_YOUR GOAL_:
Edit the material below so that each occurrence of "candle-body" reads "candlestick-body", with every other line left unchanged. Leave the pictures out of the result.

--- --- ---

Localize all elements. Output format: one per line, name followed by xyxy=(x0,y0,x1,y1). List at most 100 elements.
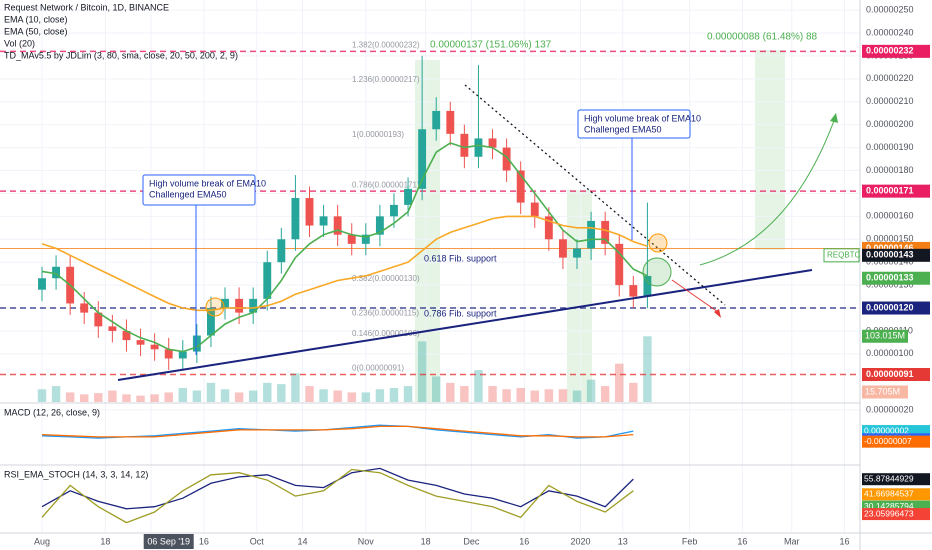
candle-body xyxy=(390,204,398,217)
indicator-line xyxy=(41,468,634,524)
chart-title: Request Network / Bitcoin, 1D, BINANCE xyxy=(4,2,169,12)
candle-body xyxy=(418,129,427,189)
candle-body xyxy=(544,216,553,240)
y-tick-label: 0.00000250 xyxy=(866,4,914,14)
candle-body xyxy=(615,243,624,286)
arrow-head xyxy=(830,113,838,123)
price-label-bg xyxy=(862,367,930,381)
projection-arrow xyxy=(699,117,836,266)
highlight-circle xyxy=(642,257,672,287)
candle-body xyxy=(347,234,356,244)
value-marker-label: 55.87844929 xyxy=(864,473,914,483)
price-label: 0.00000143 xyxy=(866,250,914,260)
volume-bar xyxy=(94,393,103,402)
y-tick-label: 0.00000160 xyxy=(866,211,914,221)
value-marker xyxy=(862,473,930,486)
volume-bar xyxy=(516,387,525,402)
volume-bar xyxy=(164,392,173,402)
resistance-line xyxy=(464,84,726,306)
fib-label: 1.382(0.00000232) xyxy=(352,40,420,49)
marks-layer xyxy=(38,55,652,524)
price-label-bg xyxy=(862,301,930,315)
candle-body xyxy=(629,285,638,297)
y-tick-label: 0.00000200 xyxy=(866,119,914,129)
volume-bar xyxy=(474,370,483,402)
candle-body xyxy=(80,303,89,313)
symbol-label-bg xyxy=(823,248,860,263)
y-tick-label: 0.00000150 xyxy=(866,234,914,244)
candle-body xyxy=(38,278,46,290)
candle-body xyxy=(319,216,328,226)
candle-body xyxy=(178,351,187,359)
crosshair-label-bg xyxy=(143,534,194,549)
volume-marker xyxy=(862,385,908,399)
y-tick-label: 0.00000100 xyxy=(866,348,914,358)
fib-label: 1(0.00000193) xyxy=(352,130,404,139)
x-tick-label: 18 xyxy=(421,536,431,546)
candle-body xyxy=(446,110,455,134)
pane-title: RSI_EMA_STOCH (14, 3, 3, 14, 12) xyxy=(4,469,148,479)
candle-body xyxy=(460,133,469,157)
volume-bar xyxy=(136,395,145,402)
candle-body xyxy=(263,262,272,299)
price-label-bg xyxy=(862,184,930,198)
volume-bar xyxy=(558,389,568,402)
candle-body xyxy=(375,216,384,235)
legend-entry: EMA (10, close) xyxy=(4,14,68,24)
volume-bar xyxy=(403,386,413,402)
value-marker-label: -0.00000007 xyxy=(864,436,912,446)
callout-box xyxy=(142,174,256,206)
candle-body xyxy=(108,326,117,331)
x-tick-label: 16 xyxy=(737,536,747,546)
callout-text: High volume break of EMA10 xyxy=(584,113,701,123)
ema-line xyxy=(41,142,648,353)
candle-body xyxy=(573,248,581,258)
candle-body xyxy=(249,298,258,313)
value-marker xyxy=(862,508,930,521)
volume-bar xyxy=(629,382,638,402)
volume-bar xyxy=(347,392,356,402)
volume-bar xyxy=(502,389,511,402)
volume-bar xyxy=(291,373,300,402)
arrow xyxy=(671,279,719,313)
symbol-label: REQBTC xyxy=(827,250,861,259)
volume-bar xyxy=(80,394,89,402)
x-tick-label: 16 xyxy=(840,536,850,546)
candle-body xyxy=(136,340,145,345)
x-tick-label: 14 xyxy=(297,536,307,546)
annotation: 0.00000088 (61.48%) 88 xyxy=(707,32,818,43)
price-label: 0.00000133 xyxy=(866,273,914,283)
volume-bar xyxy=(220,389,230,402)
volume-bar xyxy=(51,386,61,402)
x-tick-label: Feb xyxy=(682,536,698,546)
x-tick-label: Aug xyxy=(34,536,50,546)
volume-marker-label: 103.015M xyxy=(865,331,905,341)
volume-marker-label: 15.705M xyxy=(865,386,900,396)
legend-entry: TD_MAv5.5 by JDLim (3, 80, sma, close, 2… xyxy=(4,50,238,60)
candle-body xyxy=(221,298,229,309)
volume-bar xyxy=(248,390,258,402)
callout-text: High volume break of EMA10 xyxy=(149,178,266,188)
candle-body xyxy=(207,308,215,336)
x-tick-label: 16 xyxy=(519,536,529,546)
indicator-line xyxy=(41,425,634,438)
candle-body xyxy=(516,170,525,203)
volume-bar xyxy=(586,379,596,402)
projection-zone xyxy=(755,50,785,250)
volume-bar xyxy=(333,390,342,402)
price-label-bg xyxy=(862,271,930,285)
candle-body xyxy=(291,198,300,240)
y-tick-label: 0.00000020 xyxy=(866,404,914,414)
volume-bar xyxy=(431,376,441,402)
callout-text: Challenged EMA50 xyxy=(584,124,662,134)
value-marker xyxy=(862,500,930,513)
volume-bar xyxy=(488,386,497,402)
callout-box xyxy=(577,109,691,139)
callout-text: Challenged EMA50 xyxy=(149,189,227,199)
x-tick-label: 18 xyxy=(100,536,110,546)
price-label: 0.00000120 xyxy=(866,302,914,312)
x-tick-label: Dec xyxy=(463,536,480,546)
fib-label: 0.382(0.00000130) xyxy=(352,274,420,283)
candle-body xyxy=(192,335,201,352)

--- --- ---

_RESPONSE BELOW_:
Localize all elements. Output format: one per line, name followed by xyxy=(x0,y0,x1,y1). List at most 100 elements.
candlestick-body xyxy=(390,204,398,217)
indicator-line xyxy=(41,468,634,524)
chart-title: Request Network / Bitcoin, 1D, BINANCE xyxy=(4,2,169,12)
candlestick-body xyxy=(418,129,427,189)
candlestick-body xyxy=(544,216,553,240)
y-tick-label: 0.00000250 xyxy=(866,4,914,14)
candlestick-body xyxy=(615,243,624,286)
arrow-head xyxy=(830,113,838,123)
price-label-bg xyxy=(862,367,930,381)
projection-arrow xyxy=(699,117,836,266)
highlight-circle xyxy=(642,257,672,287)
candlestick-body xyxy=(347,234,356,244)
value-marker-label: 55.87844929 xyxy=(864,473,914,483)
price-label: 0.00000143 xyxy=(866,250,914,260)
volume-bar xyxy=(94,393,103,402)
y-tick-label: 0.00000160 xyxy=(866,211,914,221)
value-marker xyxy=(862,473,930,486)
volume-bar xyxy=(516,387,525,402)
volume-bar xyxy=(164,392,173,402)
resistance-line xyxy=(464,84,726,306)
fib-label: 1.382(0.00000232) xyxy=(352,40,420,49)
marks-layer xyxy=(38,55,652,524)
price-label-bg xyxy=(862,301,930,315)
candlestick-body xyxy=(629,285,638,297)
y-tick-label: 0.00000200 xyxy=(866,119,914,129)
volume-bar xyxy=(474,370,483,402)
candlestick-body xyxy=(80,303,89,313)
symbol-label-bg xyxy=(823,248,860,263)
y-tick-label: 0.00000150 xyxy=(866,234,914,244)
candlestick-body xyxy=(38,278,46,290)
candlestick-body xyxy=(319,216,328,226)
candlestick-body xyxy=(178,351,187,359)
crosshair-label-bg xyxy=(143,534,194,549)
volume-marker xyxy=(862,385,908,399)
y-tick-label: 0.00000100 xyxy=(866,348,914,358)
fib-label: 1(0.00000193) xyxy=(352,130,404,139)
x-tick-label: 18 xyxy=(421,536,431,546)
candlestick-body xyxy=(446,110,455,134)
pane-title: RSI_EMA_STOCH (14, 3, 3, 14, 12) xyxy=(4,469,148,479)
candlestick-body xyxy=(460,133,469,157)
volume-bar xyxy=(136,395,145,402)
candlestick-body xyxy=(263,262,272,299)
price-label-bg xyxy=(862,184,930,198)
volume-bar xyxy=(558,389,568,402)
candlestick-body xyxy=(375,216,384,235)
legend-entry: EMA (10, close) xyxy=(4,14,68,24)
volume-bar xyxy=(403,386,413,402)
value-marker-label: -0.00000007 xyxy=(864,436,912,446)
callout-box xyxy=(142,174,256,206)
candlestick-body xyxy=(108,326,117,331)
x-tick-label: 16 xyxy=(737,536,747,546)
callout-text: High volume break of EMA10 xyxy=(584,113,701,123)
ema-line xyxy=(41,142,648,353)
candlestick-body xyxy=(573,248,581,258)
candlestick-body xyxy=(249,298,258,313)
value-marker xyxy=(862,508,930,521)
volume-bar xyxy=(629,382,638,402)
volume-bar xyxy=(347,392,356,402)
volume-bar xyxy=(502,389,511,402)
volume-bar xyxy=(291,373,300,402)
arrow xyxy=(671,279,719,313)
symbol-label: REQBTC xyxy=(827,250,861,259)
volume-bar xyxy=(80,394,89,402)
x-tick-label: 16 xyxy=(840,536,850,546)
candlestick-body xyxy=(136,340,145,345)
x-tick-label: 14 xyxy=(297,536,307,546)
annotation: 0.00000088 (61.48%) 88 xyxy=(707,32,818,43)
price-label: 0.00000133 xyxy=(866,273,914,283)
volume-bar xyxy=(220,389,230,402)
volume-bar xyxy=(51,386,61,402)
x-tick-label: Feb xyxy=(682,536,698,546)
x-tick-label: Aug xyxy=(34,536,50,546)
volume-marker-label: 103.015M xyxy=(865,331,905,341)
volume-marker-label: 15.705M xyxy=(865,386,900,396)
legend-entry: TD_MAv5.5 by JDLim (3, 80, sma, close, 2… xyxy=(4,50,238,60)
candlestick-body xyxy=(221,298,229,309)
volume-bar xyxy=(248,390,258,402)
callout-text: High volume break of EMA10 xyxy=(149,178,266,188)
candlestick-body xyxy=(207,308,215,336)
x-tick-label: 16 xyxy=(519,536,529,546)
indicator-line xyxy=(41,425,634,438)
candlestick-body xyxy=(516,170,525,203)
volume-bar xyxy=(586,379,596,402)
projection-zone xyxy=(755,50,785,250)
volume-bar xyxy=(333,390,342,402)
price-label-bg xyxy=(862,271,930,285)
candlestick-body xyxy=(291,198,300,240)
y-tick-label: 0.00000020 xyxy=(866,404,914,414)
volume-bar xyxy=(431,376,441,402)
callout-text: Challenged EMA50 xyxy=(584,124,662,134)
value-marker xyxy=(862,500,930,513)
volume-bar xyxy=(488,386,497,402)
callout-box xyxy=(577,109,691,139)
callout-text: Challenged EMA50 xyxy=(149,189,227,199)
x-tick-label: 18 xyxy=(100,536,110,546)
price-label: 0.00000120 xyxy=(866,302,914,312)
x-tick-label: Dec xyxy=(463,536,480,546)
fib-label: 0.382(0.00000130) xyxy=(352,274,420,283)
candlestick-body xyxy=(192,335,201,352)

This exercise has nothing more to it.